## TEXT SHOWN

+++

How convenient it would be, if we could pick up the ten-step process to enlightenment, study it thoroughly so we know exactly what to do, have a teacher we trust who tells us exactly how long it will take if we do this method, and off we go, with determination on a straight path to the promise of never ending happiness on the horizon.


But the spiritual journey doesn’t quite work like this. Most of us will find out rather quickly that it is far from linear.


Many of us these days have very sudden awakening moments. Quick leaps into temporary liberation. It can happen when in satsang, reading a book like the Power of Now from Eckhart Tolle, or when thrown into a 10 day Vipassana meditation experience, that we find ourselves launched into an expanded state of consciousness for the first time. A peak human experience that might remind us of how we felt as a kid, times we were in love, or an experience of MDMA at a music festival.


Here we wake up from the continuous cloud of thought, time and ego, into the realization that thought, time or ego were never real. While the experience possibly confuses or frightens us, if the revelation is truly there, a literal weight drops off our shoulders. The mind turns lucid, our sensory experience becomes more vivid and colorful, and we see the world with new eyes. It brings us hope, a trust that life is here to support us, and there is the sensation of being lighter than ever before. Confident, innocent, renewed and inspired. We smile at the world, and the world smiles back at us. There is alignment, there is flow, there is ease.

+++

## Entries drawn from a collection

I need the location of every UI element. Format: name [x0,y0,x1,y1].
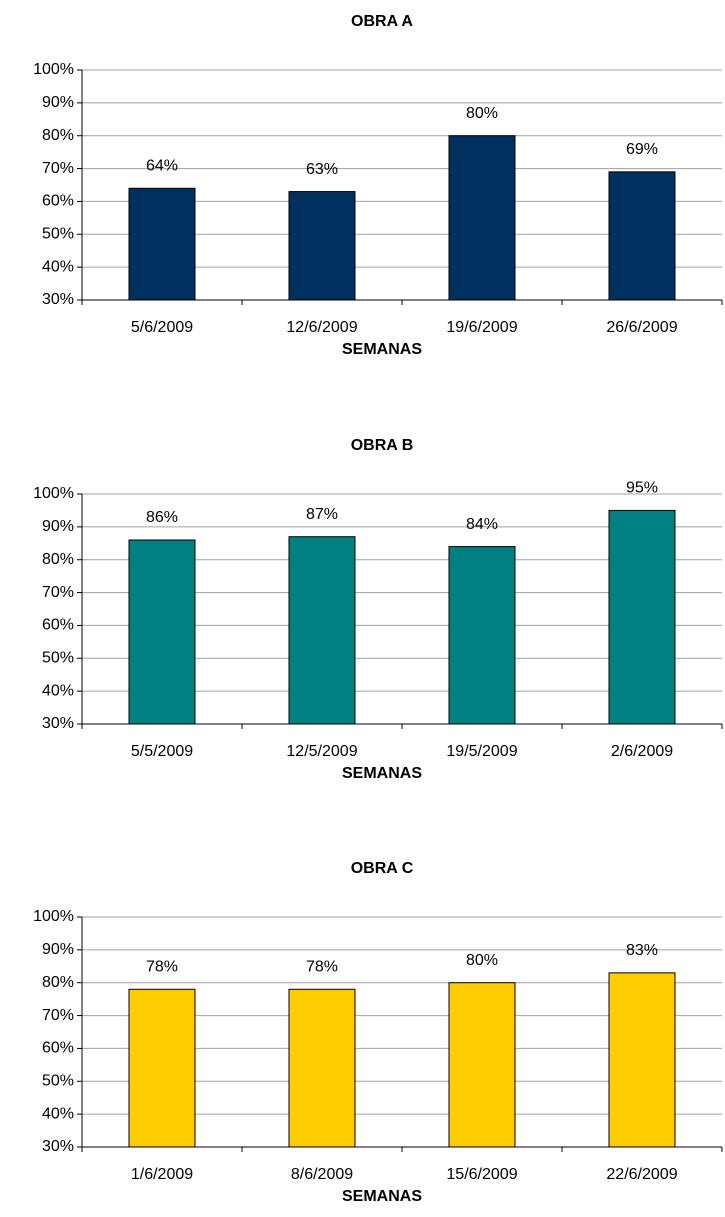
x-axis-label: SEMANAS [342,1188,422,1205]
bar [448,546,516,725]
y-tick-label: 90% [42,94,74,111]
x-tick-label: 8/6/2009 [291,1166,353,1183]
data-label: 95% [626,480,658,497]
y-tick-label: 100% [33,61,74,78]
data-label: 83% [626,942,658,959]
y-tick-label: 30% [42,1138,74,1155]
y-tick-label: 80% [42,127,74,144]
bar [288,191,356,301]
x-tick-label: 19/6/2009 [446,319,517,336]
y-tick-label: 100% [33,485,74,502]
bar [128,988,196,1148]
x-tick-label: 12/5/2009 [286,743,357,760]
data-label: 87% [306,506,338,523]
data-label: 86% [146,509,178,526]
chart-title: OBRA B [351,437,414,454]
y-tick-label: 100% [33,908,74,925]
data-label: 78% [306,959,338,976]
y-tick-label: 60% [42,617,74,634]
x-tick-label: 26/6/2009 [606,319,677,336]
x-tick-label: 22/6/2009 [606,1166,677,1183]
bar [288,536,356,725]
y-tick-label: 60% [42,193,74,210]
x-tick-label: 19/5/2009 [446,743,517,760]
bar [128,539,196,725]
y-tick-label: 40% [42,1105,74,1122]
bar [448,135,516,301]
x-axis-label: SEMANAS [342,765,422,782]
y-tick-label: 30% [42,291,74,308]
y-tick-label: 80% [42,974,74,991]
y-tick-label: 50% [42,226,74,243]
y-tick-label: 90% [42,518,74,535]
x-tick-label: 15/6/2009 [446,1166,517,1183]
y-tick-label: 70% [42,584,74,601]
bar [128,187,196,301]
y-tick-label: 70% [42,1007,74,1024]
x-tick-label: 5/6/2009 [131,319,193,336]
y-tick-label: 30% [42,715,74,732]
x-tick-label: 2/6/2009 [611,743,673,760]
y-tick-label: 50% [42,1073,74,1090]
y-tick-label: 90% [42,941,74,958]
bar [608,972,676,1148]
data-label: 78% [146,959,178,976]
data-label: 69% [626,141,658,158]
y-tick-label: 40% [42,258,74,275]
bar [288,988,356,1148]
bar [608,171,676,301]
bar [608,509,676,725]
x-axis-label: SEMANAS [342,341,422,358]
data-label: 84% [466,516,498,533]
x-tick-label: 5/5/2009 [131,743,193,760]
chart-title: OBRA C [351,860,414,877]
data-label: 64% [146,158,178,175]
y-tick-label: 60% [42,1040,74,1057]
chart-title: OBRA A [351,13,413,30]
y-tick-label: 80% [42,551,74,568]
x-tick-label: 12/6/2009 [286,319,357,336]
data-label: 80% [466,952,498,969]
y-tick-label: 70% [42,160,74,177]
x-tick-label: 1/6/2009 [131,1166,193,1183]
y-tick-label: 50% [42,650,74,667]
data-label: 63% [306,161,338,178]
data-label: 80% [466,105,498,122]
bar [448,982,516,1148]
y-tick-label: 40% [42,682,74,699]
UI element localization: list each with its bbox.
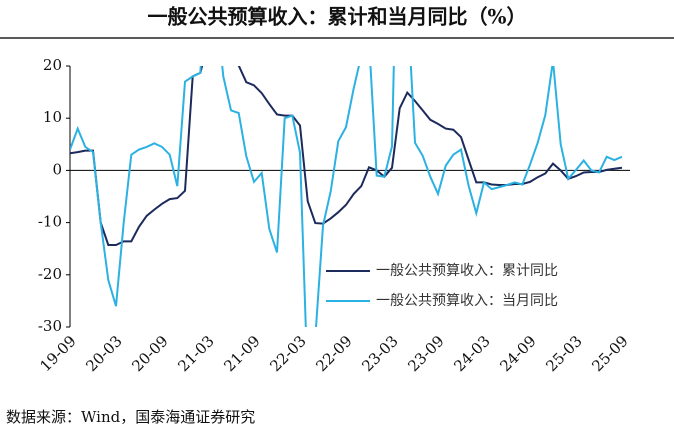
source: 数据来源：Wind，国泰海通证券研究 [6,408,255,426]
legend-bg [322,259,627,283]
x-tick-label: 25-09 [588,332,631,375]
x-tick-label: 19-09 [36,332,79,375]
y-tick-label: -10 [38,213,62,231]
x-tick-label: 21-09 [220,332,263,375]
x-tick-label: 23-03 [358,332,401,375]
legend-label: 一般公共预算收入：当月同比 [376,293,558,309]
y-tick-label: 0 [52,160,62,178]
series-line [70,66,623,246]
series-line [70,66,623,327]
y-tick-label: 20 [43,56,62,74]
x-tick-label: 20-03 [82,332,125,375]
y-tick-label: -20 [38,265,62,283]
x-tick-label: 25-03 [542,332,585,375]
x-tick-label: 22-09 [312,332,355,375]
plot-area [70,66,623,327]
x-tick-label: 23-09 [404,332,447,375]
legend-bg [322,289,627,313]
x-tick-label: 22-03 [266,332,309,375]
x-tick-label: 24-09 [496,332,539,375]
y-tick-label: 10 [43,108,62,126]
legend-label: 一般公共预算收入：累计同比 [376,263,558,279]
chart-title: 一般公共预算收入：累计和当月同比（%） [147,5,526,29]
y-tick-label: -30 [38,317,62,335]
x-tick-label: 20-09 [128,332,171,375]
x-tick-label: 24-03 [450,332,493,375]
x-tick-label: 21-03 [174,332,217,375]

+++

Write a continuation of the passage on spiritual awakening above, starting right after its last sentence.

## ANSWER FOR THE TASK
But gradually, this initial high of our first awakening begins to wear off, and the rising energy begins to slow down. We might not want to acknowledge it, and we will likely try to hold onto the high. Until we are more and more blatantly getting faced again with unresolved emotional processes that seek our attention.


At first, they are subtle enough to be ignored. Yet before we know it, they accumulate into something heavy and dense, and like an airplane that stalls, gravity returns, and the descent sets back in. We find ourselves slapped in the face with a challenging situation, and we plummet back to previous versions of ourselves, ones that we hoped to never return to, and come face to face with our deeper dormant pains, fears and insecurities.


If it wasn’t clear to us yet already, and if we aren’t too stuck in stubbornness or arrogance, this moment shows us that there is purification work to do. That we have a storage of unresolved karma, patterns and tendencies, that - although completely out of the picture for some time - did not leave us in our temporary liberation. Having tasted the truth and bliss of being temporarily liberated, there is no going back to life as it was before - the path forward is to truth, and the obstacles will have to be faced.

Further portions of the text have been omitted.